Exercise goal. Tally the lines of the data that include the word "flash" and state the total, nothing else.

Given records.
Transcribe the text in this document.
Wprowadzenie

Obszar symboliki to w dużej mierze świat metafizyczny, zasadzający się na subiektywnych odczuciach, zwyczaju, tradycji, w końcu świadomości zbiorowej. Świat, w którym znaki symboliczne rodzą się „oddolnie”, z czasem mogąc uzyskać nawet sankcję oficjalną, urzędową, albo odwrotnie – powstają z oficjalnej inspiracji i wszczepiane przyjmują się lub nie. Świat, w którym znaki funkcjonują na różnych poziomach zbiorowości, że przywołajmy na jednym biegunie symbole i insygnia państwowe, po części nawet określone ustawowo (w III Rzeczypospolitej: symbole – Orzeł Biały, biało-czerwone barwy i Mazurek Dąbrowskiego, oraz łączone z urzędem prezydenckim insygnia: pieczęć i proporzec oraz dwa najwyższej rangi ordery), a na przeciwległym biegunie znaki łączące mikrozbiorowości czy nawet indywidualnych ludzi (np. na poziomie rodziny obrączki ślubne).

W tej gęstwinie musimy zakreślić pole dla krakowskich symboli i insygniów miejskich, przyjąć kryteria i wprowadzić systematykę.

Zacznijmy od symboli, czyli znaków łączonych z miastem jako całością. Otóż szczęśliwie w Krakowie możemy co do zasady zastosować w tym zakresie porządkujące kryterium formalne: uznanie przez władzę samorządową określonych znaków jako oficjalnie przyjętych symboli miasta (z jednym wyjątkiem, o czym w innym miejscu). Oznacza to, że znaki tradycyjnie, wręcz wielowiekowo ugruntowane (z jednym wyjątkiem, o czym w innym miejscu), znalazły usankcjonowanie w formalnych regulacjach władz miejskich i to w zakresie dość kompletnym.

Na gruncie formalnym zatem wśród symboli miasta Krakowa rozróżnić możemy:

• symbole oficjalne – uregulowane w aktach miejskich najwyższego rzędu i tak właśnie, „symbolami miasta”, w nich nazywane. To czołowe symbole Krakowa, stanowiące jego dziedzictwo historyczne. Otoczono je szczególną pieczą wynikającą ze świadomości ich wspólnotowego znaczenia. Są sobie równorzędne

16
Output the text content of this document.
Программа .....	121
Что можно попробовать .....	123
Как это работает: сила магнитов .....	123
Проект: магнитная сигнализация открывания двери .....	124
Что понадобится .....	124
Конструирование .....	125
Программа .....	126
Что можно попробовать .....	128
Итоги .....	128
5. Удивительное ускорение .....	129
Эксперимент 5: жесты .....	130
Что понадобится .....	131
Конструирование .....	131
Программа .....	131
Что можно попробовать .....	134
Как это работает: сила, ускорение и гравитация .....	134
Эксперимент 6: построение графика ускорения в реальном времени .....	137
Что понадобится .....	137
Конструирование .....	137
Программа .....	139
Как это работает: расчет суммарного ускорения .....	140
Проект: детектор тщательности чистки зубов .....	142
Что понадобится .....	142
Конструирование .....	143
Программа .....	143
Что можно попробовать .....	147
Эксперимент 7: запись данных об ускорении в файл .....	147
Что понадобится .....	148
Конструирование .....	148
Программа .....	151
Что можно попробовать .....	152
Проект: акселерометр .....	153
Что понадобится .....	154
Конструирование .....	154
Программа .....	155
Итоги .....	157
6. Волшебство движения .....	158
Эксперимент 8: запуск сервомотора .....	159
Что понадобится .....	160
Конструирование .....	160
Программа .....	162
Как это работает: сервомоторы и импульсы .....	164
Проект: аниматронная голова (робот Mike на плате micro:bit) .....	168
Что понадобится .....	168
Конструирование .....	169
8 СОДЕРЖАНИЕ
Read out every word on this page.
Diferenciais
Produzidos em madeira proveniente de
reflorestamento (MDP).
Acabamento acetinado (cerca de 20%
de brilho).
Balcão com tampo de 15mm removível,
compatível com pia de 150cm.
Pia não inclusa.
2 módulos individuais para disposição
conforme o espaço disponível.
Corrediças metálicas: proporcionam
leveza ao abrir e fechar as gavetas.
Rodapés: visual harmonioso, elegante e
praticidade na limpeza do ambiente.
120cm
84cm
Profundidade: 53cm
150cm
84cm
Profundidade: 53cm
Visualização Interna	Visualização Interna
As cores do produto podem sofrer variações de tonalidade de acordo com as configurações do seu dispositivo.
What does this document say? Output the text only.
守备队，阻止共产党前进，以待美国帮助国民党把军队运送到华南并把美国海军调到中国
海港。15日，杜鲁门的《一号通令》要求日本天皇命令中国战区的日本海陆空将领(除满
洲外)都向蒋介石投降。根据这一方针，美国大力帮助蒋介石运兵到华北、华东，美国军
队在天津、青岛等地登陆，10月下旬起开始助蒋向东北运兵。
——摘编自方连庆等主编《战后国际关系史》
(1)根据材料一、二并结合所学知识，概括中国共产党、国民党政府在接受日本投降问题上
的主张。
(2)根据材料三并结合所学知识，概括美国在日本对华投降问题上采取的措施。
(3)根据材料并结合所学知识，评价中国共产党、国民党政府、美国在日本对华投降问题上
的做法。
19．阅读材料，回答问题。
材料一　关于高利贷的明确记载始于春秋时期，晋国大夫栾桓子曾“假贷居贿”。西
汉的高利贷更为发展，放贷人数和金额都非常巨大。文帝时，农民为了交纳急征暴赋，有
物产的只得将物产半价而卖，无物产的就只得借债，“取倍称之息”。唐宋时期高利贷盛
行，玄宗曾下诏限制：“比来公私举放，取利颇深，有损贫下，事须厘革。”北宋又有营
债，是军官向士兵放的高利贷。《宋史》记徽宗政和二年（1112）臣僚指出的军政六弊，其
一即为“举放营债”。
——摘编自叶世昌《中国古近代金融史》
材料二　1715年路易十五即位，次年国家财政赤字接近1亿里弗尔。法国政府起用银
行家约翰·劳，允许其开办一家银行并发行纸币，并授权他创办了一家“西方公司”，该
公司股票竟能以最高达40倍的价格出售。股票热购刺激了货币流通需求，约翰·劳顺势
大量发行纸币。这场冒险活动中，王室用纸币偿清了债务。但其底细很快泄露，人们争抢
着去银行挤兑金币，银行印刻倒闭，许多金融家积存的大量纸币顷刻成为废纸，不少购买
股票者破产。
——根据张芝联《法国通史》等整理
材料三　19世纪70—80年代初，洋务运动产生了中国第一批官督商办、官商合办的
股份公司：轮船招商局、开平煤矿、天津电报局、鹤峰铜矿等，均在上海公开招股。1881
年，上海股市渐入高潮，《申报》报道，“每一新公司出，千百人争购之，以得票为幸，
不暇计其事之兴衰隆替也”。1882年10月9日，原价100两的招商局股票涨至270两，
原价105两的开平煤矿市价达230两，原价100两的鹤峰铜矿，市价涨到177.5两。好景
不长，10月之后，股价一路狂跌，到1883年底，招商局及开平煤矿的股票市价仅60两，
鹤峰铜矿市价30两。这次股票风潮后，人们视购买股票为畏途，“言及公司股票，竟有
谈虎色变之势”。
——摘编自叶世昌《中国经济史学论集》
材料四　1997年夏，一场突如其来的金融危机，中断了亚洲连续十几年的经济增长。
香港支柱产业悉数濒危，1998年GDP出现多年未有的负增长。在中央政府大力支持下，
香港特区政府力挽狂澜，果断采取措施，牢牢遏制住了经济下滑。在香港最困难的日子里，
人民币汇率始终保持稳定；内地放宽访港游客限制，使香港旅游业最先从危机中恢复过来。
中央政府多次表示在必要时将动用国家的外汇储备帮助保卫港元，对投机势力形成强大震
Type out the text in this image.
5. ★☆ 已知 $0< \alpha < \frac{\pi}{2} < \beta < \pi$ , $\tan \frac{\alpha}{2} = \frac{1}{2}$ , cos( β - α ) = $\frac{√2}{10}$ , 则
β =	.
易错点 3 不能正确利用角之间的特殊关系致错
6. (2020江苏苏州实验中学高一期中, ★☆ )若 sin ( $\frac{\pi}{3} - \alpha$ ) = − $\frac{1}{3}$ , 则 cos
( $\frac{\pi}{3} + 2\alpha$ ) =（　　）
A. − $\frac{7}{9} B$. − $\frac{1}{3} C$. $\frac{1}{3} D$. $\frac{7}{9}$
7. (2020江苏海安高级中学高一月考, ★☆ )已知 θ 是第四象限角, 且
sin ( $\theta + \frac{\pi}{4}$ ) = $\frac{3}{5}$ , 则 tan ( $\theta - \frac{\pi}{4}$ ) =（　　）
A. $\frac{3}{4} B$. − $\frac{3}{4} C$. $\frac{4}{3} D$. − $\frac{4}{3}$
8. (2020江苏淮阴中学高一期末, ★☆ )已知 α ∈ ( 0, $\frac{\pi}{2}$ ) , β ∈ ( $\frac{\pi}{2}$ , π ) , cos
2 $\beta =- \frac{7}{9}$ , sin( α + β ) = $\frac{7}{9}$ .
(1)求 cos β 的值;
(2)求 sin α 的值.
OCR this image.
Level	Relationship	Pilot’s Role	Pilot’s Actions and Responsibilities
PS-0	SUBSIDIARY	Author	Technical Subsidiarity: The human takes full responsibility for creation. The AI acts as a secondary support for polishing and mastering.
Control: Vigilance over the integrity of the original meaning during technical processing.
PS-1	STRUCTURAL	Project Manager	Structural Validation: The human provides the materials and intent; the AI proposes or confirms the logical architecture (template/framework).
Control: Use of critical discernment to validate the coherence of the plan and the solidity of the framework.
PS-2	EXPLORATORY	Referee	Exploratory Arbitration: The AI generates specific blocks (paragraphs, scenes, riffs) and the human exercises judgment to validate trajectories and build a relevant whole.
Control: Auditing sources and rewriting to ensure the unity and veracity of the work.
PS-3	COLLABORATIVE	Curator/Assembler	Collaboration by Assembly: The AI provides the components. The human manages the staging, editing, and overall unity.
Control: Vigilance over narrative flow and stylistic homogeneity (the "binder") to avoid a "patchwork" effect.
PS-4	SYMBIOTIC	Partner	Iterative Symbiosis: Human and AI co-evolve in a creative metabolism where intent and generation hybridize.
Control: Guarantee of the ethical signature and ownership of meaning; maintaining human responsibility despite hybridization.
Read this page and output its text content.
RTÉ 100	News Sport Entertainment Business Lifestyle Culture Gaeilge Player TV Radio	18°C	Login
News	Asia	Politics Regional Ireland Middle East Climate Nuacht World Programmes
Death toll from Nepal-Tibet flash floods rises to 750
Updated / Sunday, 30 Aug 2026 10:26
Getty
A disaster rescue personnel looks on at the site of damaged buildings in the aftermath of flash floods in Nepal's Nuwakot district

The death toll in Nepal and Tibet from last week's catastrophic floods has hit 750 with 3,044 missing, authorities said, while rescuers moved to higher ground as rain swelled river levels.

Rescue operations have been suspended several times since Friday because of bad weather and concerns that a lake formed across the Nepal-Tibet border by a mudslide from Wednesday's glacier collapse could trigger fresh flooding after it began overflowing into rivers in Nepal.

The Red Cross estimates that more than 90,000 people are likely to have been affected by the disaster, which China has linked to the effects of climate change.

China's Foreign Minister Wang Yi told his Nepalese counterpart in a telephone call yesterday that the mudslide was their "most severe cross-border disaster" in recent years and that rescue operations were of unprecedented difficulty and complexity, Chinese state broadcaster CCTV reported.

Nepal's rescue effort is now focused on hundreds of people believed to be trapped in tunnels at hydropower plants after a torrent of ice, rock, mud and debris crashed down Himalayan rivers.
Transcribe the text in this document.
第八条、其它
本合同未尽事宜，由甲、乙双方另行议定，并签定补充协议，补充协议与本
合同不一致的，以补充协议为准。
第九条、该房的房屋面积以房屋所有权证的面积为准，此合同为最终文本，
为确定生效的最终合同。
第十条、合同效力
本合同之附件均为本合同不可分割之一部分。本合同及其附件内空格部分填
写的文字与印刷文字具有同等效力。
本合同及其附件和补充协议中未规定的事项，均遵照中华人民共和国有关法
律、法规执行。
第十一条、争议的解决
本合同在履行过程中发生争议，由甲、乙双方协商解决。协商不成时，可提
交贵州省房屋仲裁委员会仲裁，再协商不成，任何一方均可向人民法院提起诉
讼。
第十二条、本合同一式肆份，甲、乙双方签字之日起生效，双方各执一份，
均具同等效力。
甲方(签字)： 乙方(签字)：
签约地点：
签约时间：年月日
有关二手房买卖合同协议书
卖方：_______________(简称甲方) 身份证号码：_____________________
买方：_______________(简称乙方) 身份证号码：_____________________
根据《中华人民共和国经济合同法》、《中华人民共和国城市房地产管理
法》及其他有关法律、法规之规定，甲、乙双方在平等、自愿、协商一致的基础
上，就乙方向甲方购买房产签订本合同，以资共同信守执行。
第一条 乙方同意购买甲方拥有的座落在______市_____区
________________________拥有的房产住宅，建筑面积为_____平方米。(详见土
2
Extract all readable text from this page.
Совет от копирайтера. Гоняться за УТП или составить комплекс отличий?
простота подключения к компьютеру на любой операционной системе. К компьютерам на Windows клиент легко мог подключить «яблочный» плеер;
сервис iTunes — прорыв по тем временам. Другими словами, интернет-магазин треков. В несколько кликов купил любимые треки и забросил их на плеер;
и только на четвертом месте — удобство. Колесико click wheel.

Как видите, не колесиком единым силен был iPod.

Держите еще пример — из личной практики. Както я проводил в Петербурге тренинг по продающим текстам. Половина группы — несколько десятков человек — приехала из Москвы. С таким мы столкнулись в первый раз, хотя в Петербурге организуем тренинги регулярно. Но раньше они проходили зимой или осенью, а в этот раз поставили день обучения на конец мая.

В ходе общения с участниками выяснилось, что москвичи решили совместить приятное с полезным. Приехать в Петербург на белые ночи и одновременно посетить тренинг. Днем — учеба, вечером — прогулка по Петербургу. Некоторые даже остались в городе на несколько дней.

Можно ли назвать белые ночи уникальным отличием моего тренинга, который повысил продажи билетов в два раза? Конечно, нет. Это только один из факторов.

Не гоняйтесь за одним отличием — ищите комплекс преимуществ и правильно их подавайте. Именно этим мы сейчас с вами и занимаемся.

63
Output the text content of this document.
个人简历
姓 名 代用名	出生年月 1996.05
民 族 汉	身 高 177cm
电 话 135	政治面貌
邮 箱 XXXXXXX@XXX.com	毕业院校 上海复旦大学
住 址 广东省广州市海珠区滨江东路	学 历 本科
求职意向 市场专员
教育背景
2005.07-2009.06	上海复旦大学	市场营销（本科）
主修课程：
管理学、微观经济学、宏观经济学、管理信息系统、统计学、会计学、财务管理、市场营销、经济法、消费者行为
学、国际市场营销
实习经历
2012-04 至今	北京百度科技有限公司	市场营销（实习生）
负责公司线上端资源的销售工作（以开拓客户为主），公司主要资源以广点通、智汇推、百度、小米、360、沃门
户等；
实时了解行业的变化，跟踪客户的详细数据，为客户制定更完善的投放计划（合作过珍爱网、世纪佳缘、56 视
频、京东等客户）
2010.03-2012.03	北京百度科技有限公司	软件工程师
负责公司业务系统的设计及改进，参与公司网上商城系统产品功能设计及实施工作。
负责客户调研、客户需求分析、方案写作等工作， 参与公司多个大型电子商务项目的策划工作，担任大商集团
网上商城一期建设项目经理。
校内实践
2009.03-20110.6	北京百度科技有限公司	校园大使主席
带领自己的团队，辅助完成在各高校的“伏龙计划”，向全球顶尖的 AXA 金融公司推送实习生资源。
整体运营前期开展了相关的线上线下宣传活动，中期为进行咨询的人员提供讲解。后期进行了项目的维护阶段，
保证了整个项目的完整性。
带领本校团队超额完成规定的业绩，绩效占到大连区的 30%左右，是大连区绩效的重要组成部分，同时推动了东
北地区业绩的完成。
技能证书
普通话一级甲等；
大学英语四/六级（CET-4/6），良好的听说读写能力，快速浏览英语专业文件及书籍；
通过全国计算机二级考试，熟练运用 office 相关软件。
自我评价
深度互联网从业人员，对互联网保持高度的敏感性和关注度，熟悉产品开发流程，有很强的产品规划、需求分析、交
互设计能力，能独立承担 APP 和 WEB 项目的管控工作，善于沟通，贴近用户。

Answer to the exercise. 2